→ ASSIGNMENT 1: According to the article on the Nord Stream 2 pipeline, which areas of EU law does the work violate? List each one.
→ ASSIGNMENT 2: From the article on the Nord Stream 2 pipeline, retype the passage that begins with the words containing "In comments on" and ends with "and habitat conservation.", character for character.

→ SOURCE EXTRACT:
━━━━━━━━━━

Europe’s newest gas pipeline is a threat to people and wildlife, environment charities have warned. The experts say the dangers the project poses to the environment make it illegal under European climate and environment laws – and it should under no circumstances go ahead.
In comments on the Environmental Impact Assessment for Nord Stream 2, which will transport natural gas from Russia to Germany, ClientEarth and Greenpeace point out that the work violates EU laws on air quality, climate and habitat conservation.
The planned pipeline will pass near Natura 2000 conservation sites in eight EU countries, including two in Poland: Zatoka Pomorska and Ostoja na Zatoce Pomorskiej.
ClientEarth’s Marcin Stoczkiewicz explained: “According to the EU’s Habitats Directive, every new investment in the vicinity of a Natura 2000 site, which may have a significant impact on that site, must be subjected to adequate assessment.
“The Environmental Impact Assessment for the Nord Stream 2 project doesn’t provide for a reliable impact assessment on Baltic Sea flora and fauna. For that reason we are calling on the Finnish authorities to refuse to issue an environmental permit. All other EU member states should do likewise.”
Natural gas – a sensible investment?
The charities also questioned the economic sense of the investment.
Robert Cyglicki, director of Greenpeace Poland, said: “Nord Stream 2 is a useless and harmful investment by companies that want to force dependency on fossil fuels at any cost.

━━━━━━━━━━

→ SUPPLIED DATA:
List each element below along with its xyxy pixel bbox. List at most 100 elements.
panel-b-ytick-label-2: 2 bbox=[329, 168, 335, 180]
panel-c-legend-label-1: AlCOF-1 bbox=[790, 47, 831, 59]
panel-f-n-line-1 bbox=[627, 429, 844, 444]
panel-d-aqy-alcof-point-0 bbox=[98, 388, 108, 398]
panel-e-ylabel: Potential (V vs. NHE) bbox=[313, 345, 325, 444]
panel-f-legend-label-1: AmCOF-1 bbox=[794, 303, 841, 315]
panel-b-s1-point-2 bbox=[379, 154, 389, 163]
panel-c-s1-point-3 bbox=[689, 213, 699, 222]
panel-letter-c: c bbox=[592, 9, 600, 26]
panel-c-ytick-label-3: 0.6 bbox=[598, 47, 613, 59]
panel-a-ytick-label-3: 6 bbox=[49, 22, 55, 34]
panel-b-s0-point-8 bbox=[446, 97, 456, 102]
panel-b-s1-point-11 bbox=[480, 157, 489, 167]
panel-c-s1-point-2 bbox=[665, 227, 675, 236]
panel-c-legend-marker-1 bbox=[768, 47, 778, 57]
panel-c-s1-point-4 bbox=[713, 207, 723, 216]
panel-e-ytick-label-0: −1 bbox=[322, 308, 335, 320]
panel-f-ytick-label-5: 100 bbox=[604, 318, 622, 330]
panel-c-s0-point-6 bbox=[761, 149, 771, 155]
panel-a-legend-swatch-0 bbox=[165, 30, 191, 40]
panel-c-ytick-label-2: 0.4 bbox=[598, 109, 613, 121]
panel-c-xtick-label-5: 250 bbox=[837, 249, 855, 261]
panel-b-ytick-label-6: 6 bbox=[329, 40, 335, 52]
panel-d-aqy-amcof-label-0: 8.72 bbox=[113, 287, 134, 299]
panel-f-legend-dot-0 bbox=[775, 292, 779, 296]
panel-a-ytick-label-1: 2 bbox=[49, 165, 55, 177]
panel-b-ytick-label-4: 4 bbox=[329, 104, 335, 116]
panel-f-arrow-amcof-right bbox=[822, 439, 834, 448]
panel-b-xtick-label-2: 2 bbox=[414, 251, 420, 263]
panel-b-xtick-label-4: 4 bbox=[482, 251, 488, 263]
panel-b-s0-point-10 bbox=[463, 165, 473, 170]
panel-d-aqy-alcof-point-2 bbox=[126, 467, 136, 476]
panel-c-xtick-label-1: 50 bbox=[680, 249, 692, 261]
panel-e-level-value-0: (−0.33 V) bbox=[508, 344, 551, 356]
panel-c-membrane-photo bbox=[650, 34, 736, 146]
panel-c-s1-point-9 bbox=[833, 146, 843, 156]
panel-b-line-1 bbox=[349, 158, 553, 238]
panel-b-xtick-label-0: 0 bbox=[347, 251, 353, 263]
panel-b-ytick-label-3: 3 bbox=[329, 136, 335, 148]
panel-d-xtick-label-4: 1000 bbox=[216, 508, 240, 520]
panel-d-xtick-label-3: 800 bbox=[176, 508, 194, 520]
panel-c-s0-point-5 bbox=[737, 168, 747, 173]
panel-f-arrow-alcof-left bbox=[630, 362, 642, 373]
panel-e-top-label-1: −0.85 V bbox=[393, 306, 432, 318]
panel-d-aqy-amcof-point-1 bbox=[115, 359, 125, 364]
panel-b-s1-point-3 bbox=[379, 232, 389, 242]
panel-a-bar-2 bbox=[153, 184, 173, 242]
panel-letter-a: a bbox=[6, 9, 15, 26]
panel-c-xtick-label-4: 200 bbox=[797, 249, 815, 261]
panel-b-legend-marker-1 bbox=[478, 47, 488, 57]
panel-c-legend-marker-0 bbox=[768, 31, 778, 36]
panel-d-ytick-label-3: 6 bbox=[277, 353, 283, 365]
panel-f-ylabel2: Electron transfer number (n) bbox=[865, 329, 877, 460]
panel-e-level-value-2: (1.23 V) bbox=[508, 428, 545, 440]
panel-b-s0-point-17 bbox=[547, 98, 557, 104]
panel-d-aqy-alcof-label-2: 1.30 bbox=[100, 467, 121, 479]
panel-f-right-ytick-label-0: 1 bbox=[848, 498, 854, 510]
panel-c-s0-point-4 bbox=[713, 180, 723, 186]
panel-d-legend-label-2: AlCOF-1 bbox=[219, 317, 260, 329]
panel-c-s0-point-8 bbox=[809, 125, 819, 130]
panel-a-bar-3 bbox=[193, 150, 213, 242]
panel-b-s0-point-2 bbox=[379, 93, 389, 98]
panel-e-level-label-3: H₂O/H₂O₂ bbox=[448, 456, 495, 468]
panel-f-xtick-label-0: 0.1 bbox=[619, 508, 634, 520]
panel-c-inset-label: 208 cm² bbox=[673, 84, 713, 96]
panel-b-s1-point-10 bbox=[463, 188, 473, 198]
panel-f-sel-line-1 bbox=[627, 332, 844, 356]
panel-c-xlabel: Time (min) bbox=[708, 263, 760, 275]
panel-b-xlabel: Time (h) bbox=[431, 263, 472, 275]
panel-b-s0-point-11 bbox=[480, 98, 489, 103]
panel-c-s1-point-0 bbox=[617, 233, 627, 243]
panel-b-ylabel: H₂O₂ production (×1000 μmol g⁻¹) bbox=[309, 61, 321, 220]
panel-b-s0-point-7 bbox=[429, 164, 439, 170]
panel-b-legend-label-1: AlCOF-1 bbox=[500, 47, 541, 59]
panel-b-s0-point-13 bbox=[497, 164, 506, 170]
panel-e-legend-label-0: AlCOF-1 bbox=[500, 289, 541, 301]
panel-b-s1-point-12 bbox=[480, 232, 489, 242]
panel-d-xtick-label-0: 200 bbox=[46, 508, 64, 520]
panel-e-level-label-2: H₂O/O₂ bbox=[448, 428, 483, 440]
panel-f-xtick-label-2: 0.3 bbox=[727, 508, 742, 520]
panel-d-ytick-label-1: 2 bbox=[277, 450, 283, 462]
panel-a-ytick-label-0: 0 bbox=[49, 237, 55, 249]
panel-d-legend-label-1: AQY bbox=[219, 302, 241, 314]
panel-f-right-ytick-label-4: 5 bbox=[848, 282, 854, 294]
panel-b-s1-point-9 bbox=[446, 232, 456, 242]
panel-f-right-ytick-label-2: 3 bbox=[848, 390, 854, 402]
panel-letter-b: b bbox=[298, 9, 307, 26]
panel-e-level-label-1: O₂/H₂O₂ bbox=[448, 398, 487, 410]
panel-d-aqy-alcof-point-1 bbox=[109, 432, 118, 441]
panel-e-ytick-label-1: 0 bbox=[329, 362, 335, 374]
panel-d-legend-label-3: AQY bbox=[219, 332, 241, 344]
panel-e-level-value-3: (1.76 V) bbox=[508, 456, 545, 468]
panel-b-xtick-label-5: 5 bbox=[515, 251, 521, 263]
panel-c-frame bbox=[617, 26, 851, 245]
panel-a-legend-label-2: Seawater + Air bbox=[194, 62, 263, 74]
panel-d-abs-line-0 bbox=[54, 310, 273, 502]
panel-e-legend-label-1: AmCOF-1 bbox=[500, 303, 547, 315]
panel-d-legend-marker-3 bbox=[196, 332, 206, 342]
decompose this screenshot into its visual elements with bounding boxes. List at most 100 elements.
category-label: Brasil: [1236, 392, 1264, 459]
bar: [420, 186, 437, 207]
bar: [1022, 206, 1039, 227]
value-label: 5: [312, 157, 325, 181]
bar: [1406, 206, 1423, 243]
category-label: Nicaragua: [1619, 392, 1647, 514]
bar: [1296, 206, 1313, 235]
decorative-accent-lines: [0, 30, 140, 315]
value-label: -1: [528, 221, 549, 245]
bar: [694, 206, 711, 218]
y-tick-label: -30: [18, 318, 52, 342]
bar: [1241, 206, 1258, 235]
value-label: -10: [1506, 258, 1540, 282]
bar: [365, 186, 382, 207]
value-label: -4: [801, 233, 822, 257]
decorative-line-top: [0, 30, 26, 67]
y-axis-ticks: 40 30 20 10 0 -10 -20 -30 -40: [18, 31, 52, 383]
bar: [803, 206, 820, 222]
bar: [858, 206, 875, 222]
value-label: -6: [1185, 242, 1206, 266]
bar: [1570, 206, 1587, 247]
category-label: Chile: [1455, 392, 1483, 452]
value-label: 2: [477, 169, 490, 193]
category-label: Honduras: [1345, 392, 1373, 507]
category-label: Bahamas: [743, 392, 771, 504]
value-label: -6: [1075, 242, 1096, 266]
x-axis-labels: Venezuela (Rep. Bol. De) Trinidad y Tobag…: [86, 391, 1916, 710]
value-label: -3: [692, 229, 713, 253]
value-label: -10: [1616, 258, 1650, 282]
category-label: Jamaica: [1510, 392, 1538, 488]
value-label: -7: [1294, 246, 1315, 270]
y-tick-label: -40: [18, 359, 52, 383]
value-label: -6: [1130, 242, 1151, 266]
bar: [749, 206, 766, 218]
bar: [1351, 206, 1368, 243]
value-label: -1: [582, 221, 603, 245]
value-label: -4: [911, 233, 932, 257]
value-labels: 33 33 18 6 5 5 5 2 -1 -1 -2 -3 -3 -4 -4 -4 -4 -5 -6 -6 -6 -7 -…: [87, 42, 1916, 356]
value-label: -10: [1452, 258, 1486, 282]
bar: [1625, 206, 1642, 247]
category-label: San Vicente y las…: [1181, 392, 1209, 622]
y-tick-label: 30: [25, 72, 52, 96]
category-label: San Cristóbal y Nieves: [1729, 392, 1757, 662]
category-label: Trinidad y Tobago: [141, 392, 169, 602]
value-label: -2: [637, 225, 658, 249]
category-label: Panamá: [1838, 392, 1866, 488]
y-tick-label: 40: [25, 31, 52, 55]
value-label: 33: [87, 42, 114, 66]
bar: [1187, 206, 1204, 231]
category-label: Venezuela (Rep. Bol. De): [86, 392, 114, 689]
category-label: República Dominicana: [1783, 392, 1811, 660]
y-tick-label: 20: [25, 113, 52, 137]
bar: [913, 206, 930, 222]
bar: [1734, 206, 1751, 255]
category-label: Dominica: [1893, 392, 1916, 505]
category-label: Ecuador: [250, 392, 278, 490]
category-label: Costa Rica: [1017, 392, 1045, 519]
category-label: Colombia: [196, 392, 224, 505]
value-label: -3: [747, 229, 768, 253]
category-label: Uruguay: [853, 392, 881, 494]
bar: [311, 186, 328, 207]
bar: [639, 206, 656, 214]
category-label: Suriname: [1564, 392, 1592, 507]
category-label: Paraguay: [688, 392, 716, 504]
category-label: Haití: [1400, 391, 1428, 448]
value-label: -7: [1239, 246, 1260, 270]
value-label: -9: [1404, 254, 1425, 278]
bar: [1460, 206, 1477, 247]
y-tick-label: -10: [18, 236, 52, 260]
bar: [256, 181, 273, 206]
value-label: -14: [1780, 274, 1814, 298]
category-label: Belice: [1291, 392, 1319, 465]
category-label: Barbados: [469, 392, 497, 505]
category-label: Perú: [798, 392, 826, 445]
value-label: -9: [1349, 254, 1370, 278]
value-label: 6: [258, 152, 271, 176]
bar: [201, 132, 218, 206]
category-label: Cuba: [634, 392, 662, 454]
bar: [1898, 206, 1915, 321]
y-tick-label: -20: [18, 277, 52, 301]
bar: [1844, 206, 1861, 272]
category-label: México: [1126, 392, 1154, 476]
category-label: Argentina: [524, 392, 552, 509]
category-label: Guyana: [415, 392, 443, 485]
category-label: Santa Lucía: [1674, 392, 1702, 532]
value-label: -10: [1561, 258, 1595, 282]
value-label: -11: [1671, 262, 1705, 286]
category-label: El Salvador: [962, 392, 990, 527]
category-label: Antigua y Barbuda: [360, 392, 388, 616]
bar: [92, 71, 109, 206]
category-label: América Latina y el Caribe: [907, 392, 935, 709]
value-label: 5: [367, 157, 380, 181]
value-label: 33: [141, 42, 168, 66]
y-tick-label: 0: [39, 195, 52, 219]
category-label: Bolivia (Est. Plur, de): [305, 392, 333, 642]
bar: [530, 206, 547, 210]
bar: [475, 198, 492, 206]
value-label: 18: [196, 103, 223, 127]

━━━━━━━━━━

→ WRITTEN ANSWER 1:
- Air quality
- Climate
- Habitat conservation

→ WRITTEN ANSWER 2:
In comments on the Environmental Impact Assessment for Nord Stream 2, which will transport natural gas from Russia to Germany, ClientEarth and Greenpeace point out that the work violates EU laws on air quality, climate and habitat conservation.